■ Aim of the exercise ■
Quote the records below in full, exactly as given, with the images taken out.

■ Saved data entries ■
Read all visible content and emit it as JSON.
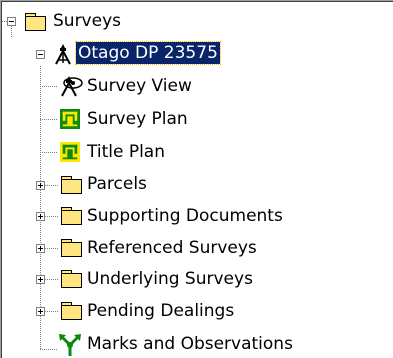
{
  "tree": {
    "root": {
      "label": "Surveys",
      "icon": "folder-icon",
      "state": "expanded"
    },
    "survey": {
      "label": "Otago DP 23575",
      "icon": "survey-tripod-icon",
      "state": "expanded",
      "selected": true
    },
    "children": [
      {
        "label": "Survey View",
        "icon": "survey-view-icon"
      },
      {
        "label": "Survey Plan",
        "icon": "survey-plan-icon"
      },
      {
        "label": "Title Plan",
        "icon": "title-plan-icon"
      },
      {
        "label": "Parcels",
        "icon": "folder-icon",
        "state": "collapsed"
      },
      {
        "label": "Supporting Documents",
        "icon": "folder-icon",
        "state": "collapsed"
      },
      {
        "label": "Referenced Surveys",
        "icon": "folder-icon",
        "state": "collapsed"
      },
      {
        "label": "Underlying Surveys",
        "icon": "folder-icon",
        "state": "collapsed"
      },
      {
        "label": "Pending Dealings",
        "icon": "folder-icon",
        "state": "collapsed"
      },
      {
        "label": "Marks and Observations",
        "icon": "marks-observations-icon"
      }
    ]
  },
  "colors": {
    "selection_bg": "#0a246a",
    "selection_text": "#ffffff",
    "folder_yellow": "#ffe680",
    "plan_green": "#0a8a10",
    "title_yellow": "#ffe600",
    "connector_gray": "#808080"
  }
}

■ Complete answer ■
Read all visible content and emit it as JSON.
{
  "tree": {
    "root": {
      "label": "Surveys",
      "icon": "folder-icon",
      "state": "expanded"
    },
    "survey": {
      "label": "Otago DP 23575",
      "icon": "survey-tripod-icon",
      "state": "expanded",
      "selected": true
    },
    "children": [
      {
        "label": "Survey View",
        "icon": "survey-view-icon"
      },
      {
        "label": "Survey Plan",
        "icon": "survey-plan-icon"
      },
      {
        "label": "Title Plan",
        "icon": "title-plan-icon"
      },
      {
        "label": "Parcels",
        "icon": "folder-icon",
        "state": "collapsed"
      },
      {
        "label": "Supporting Documents",
        "icon": "folder-icon",
        "state": "collapsed"
      },
      {
        "label": "Referenced Surveys",
        "icon": "folder-icon",
        "state": "collapsed"
      },
      {
        "label": "Underlying Surveys",
        "icon": "folder-icon",
        "state": "collapsed"
      },
      {
        "label": "Pending Dealings",
        "icon": "folder-icon",
        "state": "collapsed"
      },
      {
        "label": "Marks and Observations",
        "icon": "marks-observations-icon"
      }
    ]
  },
  "colors": {
    "selection_bg": "#0a246a",
    "selection_text": "#ffffff",
    "folder_yellow": "#ffe680",
    "plan_green": "#0a8a10",
    "title_yellow": "#ffe600",
    "connector_gray": "#808080"
  }
}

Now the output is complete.